• WRITTEN EXERCISE: Take every line that has the string "github" and copy it out.

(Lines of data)

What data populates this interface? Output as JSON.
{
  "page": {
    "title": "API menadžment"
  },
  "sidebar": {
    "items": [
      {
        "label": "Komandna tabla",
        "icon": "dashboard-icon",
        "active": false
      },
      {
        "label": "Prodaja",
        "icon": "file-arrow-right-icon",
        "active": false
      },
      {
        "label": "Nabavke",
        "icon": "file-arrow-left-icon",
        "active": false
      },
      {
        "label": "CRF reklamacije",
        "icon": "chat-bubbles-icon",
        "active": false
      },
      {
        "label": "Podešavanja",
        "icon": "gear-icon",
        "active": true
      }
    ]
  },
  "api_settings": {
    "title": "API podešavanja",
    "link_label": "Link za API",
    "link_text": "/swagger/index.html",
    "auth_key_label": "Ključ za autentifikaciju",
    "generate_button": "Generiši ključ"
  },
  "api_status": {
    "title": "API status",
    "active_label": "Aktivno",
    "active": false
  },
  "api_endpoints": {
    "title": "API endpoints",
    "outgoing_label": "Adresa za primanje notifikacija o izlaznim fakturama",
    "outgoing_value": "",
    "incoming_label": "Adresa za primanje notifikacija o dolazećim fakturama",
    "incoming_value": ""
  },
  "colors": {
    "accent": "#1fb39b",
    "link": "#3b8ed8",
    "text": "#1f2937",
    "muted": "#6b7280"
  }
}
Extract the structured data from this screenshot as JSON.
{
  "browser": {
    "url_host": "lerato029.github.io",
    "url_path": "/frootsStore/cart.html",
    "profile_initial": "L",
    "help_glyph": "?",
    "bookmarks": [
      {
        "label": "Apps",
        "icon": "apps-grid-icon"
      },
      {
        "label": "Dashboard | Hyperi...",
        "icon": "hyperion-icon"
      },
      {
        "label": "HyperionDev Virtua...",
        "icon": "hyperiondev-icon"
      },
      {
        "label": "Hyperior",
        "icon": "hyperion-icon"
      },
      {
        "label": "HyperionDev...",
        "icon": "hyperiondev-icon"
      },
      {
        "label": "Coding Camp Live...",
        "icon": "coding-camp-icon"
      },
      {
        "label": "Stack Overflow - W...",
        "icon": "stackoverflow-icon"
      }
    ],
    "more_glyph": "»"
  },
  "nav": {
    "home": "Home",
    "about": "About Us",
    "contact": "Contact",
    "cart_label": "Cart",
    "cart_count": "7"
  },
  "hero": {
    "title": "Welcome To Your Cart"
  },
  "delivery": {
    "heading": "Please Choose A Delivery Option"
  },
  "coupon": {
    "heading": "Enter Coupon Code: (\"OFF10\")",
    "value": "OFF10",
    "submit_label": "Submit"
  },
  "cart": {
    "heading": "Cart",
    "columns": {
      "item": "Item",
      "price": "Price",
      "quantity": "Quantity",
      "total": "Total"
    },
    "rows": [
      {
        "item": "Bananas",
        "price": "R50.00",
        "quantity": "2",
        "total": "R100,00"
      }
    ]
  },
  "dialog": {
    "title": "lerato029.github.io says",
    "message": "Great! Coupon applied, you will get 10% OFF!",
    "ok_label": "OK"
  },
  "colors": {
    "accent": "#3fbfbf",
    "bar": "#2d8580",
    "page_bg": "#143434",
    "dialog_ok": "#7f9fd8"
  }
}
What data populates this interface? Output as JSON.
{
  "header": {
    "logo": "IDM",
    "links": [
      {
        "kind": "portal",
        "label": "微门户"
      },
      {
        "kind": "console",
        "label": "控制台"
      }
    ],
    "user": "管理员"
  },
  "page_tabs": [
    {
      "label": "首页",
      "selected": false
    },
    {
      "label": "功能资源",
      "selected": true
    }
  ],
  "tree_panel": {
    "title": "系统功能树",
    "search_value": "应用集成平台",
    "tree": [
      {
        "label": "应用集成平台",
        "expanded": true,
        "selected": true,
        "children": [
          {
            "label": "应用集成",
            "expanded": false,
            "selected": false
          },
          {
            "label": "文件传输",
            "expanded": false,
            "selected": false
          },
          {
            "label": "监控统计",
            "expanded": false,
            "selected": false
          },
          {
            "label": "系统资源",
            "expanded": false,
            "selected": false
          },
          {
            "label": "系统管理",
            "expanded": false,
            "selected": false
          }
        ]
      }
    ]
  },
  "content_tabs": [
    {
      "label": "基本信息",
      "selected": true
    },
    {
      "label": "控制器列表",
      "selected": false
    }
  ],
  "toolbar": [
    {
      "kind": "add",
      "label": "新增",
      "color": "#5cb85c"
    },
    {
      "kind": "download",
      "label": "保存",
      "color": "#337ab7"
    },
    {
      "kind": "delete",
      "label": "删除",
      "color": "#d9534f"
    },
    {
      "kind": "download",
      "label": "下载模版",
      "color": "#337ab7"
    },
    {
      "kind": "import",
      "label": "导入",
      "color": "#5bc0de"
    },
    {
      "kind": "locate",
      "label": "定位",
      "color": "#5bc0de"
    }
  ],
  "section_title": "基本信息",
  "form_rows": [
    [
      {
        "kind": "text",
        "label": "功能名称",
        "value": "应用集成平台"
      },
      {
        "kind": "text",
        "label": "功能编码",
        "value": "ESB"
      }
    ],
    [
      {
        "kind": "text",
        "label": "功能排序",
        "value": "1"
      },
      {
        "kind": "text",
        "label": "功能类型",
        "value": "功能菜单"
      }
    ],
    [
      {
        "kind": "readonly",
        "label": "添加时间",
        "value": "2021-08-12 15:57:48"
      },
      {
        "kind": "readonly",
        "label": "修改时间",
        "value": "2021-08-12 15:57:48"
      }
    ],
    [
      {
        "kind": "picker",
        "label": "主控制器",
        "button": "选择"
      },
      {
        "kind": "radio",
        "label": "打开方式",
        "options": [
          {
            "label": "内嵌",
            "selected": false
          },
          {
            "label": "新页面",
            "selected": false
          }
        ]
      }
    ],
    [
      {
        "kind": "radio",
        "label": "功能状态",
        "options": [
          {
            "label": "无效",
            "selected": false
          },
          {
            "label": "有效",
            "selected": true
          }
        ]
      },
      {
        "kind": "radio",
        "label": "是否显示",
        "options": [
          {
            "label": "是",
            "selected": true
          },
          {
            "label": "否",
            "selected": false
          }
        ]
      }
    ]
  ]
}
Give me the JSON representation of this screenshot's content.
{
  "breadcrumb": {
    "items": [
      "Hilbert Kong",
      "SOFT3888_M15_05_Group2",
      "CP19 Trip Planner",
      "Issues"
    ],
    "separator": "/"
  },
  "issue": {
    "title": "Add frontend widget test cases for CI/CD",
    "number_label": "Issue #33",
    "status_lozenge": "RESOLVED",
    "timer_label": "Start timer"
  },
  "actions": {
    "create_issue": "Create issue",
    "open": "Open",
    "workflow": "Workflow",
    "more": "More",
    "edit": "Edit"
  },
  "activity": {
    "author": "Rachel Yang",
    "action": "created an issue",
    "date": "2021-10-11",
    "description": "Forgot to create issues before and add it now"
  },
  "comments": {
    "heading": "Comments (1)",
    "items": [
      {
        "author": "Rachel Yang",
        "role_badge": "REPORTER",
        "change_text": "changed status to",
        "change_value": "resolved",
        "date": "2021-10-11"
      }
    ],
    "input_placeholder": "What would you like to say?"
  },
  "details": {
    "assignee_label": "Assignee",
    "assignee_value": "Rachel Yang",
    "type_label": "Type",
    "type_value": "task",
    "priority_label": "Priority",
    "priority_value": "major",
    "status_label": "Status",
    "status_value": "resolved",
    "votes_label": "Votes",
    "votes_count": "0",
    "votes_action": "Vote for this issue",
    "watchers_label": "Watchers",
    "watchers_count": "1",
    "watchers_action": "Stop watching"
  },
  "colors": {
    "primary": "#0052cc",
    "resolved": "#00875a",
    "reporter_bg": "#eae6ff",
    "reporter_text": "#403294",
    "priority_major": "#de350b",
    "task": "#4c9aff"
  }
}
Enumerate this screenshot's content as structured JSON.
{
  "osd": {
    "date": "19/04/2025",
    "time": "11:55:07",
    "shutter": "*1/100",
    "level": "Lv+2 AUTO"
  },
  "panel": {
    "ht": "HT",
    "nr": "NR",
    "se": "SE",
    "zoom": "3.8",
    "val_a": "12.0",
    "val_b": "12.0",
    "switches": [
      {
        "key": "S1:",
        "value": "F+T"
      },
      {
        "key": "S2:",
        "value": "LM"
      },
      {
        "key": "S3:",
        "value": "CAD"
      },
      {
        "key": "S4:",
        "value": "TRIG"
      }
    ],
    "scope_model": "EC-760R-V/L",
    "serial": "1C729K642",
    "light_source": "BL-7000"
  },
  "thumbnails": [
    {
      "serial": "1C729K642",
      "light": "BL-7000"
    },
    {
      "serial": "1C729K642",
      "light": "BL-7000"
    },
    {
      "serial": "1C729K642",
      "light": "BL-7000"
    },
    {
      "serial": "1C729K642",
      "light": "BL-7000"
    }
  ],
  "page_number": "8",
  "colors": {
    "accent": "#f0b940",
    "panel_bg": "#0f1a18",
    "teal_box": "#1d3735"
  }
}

• SOLUTION BELOW:
    "url_host": "lerato029.github.io",
    "title": "lerato029.github.io says",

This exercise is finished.